[Extracted records]
====================

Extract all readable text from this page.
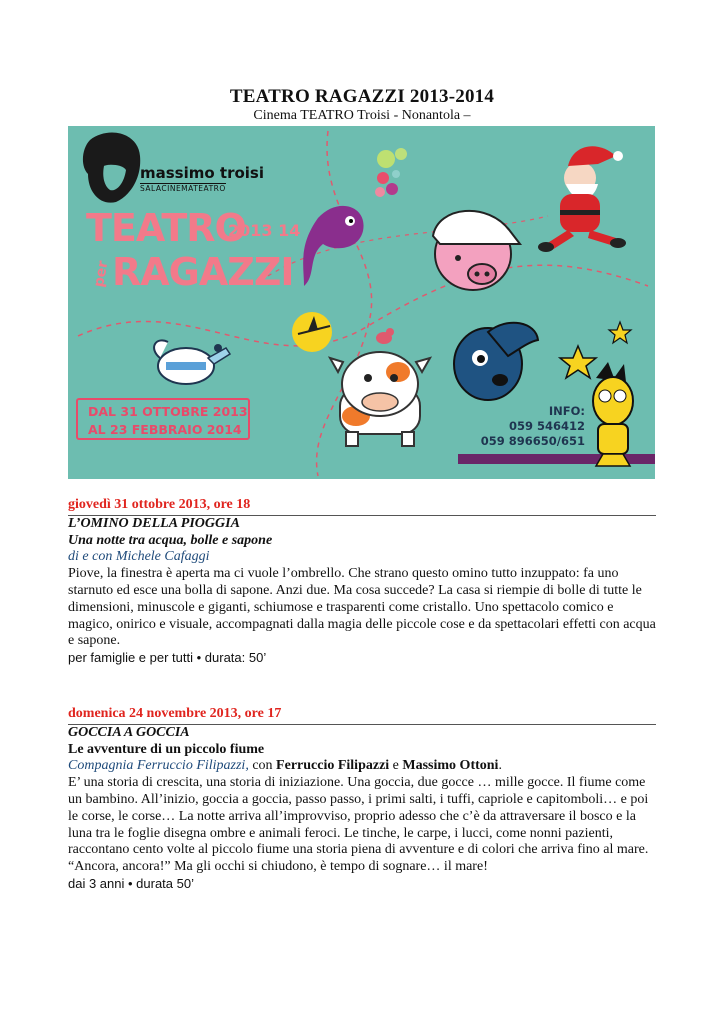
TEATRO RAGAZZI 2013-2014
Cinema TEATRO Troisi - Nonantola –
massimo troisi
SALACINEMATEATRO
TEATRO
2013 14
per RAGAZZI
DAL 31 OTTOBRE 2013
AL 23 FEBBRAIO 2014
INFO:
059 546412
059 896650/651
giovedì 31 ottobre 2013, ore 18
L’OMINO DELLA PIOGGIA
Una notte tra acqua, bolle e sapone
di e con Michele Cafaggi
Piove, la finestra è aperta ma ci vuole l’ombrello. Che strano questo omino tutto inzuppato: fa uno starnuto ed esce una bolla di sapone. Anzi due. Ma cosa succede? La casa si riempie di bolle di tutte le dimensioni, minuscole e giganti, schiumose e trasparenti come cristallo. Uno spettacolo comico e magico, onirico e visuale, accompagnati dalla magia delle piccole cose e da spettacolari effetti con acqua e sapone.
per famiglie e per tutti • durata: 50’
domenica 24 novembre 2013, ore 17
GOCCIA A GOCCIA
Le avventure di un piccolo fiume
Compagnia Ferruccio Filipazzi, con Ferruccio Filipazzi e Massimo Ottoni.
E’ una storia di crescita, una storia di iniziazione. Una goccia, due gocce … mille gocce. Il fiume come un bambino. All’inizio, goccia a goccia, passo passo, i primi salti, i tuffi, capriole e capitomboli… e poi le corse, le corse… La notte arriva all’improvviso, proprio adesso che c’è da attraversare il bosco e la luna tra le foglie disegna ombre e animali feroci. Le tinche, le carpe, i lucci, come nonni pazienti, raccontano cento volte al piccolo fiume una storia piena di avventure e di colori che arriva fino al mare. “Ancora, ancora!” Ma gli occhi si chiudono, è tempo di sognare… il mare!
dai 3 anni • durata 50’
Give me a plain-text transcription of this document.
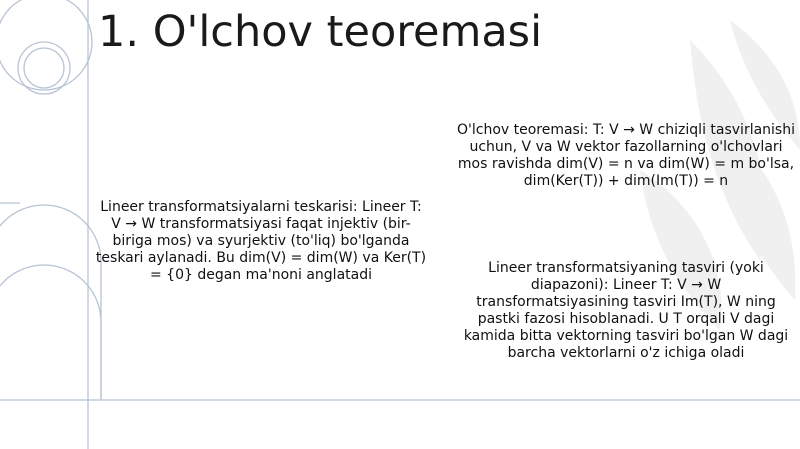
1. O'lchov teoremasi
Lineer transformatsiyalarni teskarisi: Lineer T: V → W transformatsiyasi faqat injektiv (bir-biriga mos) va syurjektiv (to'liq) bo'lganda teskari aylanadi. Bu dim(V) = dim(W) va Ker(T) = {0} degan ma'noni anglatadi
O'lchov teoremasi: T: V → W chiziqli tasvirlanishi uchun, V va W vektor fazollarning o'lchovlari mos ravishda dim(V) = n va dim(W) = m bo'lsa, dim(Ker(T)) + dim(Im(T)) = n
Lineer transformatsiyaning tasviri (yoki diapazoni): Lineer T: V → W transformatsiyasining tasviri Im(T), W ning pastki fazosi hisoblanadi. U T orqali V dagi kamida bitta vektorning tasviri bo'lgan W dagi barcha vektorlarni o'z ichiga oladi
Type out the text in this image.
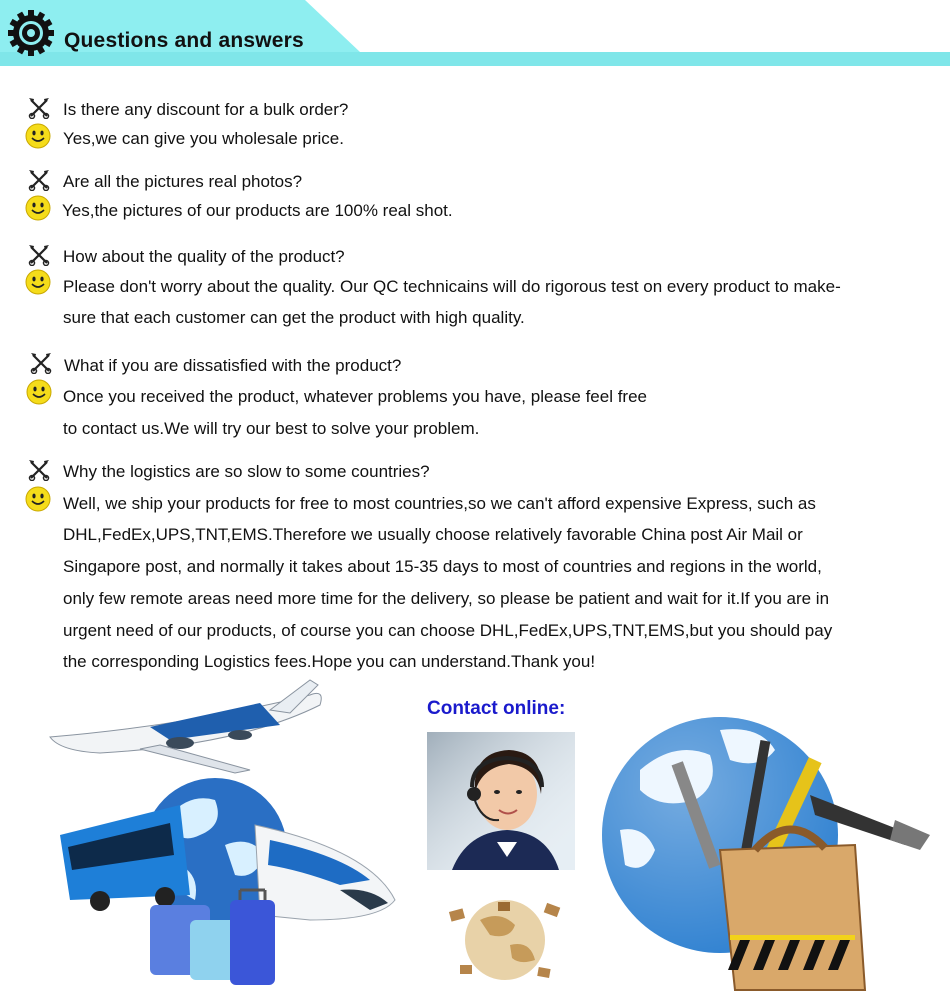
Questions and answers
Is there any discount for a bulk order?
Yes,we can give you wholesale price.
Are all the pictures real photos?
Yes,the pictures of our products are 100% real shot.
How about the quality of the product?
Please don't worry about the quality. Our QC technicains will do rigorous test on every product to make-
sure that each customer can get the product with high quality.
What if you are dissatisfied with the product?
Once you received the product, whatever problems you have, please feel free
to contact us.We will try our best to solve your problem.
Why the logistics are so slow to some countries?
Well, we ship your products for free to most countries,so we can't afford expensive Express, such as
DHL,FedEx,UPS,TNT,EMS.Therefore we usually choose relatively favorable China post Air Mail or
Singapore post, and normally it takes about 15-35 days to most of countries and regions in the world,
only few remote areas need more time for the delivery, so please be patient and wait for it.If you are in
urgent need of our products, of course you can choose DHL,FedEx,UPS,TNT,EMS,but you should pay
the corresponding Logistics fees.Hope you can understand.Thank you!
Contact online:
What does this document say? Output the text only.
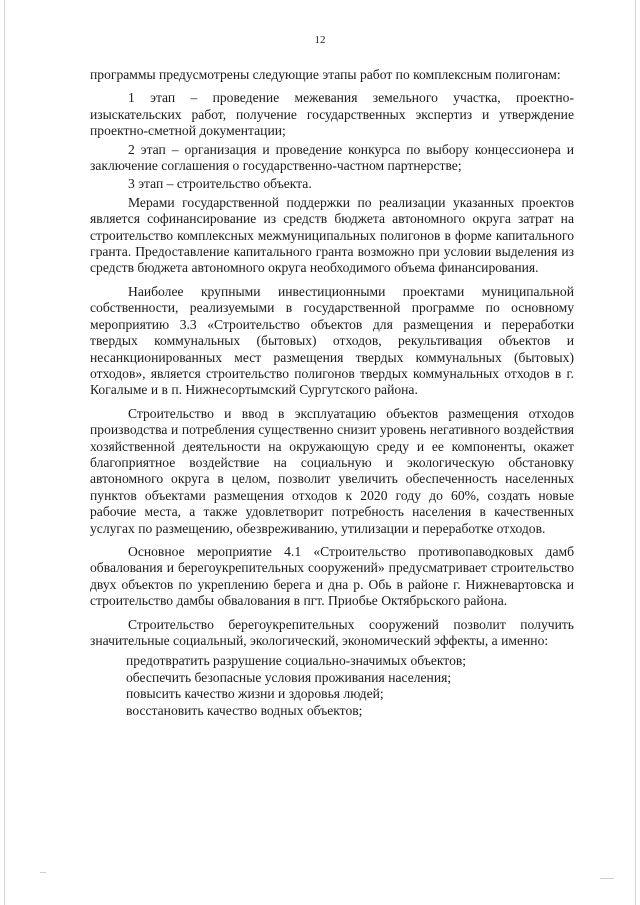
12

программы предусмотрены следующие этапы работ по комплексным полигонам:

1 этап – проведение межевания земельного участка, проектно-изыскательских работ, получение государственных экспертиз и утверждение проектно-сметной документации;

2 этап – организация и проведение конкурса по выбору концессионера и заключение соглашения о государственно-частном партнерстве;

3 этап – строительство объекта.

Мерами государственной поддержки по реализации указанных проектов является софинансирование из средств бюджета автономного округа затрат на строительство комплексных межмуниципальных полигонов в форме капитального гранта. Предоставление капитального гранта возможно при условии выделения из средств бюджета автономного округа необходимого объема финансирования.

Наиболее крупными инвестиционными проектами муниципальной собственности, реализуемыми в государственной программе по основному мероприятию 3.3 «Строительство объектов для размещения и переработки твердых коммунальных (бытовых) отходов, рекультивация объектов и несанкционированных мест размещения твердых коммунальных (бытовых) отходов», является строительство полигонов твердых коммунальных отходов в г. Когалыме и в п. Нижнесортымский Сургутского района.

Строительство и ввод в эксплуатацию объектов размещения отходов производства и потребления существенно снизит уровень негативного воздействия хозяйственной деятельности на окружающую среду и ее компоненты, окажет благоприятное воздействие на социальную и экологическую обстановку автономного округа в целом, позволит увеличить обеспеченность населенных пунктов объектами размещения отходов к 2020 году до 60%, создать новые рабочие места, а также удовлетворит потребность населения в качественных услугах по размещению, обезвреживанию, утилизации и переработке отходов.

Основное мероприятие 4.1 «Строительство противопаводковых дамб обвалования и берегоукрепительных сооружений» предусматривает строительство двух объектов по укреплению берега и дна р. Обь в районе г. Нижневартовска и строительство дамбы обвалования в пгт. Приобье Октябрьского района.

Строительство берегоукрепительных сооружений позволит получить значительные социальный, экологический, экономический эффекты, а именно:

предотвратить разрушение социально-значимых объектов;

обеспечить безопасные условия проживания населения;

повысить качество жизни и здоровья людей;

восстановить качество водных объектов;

====================

Task instructions: Track down every line holding the string "объектов" and copy it.

Response:
Наиболее крупными инвестиционными проектами муниципальной собственности, реализуемыми в государственной программе по основному мероприятию 3.3 «Строительство объектов для размещения и переработки твердых коммунальных (бытовых) отходов, рекультивация объектов и несанкционированных мест размещения твердых коммунальных (бытовых) отходов», является строительство полигонов твердых коммунальных отходов в г. Когалыме и в п. Нижнесортымский Сургутского района.
Строительство и ввод в эксплуатацию объектов размещения отходов производства и потребления существенно снизит уровень негативного воздействия хозяйственной деятельности на окружающую среду и ее компоненты, окажет благоприятное воздействие на социальную и экологическую обстановку автономного округа в целом, позволит увеличить обеспеченность населенных пунктов объектами размещения отходов к 2020 году до 60%, создать новые рабочие места, а также удовлетворит потребность населения в качественных услугах по размещению, обезвреживанию, утилизации и переработке отходов.
Основное мероприятие 4.1 «Строительство противопаводковых дамб обвалования и берегоукрепительных сооружений» предусматривает строительство двух объектов по укреплению берега и дна р. Обь в районе г. Нижневартовска и строительство дамбы обвалования в пгт. Приобье Октябрьского района.
предотвратить разрушение социально-значимых объектов;
восстановить качество водных объектов;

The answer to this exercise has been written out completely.